───── Study material
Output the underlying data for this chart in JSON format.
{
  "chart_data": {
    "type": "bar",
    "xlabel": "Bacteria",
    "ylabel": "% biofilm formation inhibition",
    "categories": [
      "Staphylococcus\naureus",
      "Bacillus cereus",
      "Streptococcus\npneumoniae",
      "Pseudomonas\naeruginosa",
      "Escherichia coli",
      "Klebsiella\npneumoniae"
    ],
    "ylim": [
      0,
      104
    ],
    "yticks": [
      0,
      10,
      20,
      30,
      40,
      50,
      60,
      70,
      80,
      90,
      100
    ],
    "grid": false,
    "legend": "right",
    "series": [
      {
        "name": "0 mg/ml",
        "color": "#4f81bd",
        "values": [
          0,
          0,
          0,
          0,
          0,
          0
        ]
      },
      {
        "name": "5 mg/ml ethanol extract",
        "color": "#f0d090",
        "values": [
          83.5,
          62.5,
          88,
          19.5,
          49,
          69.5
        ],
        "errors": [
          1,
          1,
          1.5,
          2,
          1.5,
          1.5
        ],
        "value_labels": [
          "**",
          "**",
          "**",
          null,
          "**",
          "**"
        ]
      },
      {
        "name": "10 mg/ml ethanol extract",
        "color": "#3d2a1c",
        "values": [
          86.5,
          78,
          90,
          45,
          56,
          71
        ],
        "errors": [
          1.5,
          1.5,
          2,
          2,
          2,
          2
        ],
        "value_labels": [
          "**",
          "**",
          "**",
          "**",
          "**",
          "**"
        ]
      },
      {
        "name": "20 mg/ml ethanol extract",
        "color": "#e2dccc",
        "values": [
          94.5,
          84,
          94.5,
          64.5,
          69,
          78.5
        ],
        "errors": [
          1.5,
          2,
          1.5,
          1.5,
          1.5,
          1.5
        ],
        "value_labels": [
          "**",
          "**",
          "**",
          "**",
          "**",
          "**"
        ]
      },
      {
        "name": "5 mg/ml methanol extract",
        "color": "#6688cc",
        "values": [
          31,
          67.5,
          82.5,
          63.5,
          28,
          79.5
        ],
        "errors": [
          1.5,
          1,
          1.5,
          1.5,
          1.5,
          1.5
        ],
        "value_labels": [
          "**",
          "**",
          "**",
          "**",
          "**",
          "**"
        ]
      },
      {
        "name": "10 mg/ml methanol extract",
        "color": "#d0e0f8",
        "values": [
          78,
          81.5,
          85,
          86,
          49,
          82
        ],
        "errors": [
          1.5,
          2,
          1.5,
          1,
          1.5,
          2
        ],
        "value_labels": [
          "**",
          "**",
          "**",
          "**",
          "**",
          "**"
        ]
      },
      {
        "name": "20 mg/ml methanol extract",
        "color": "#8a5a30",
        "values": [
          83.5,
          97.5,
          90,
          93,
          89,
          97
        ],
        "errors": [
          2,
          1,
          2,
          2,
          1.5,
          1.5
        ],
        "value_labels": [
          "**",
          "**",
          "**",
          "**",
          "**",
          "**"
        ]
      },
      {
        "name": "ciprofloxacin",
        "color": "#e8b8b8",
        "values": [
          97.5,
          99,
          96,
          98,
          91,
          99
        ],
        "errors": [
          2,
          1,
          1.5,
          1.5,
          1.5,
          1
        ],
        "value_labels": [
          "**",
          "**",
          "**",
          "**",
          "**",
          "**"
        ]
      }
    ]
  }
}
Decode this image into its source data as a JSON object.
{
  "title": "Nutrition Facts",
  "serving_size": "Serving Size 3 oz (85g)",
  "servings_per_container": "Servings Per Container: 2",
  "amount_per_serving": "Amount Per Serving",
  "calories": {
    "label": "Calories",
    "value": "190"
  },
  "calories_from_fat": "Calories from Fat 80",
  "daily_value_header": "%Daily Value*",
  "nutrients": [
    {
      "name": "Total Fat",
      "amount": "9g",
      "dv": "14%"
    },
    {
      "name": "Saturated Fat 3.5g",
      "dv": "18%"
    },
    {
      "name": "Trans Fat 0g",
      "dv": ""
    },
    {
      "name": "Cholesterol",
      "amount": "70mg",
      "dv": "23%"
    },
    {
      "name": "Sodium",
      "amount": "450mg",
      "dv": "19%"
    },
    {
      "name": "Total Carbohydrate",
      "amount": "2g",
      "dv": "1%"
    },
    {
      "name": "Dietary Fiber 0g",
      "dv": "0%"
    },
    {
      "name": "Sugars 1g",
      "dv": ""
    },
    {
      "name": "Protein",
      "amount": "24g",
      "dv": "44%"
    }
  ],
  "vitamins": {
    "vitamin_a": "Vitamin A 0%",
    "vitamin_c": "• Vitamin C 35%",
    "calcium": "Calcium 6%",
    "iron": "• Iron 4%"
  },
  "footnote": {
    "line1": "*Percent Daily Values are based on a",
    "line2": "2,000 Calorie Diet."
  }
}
──────────
● Problem to work on:
Go through the lines above and count those that include "color"; give the total and nothing more.

● Written answer:
8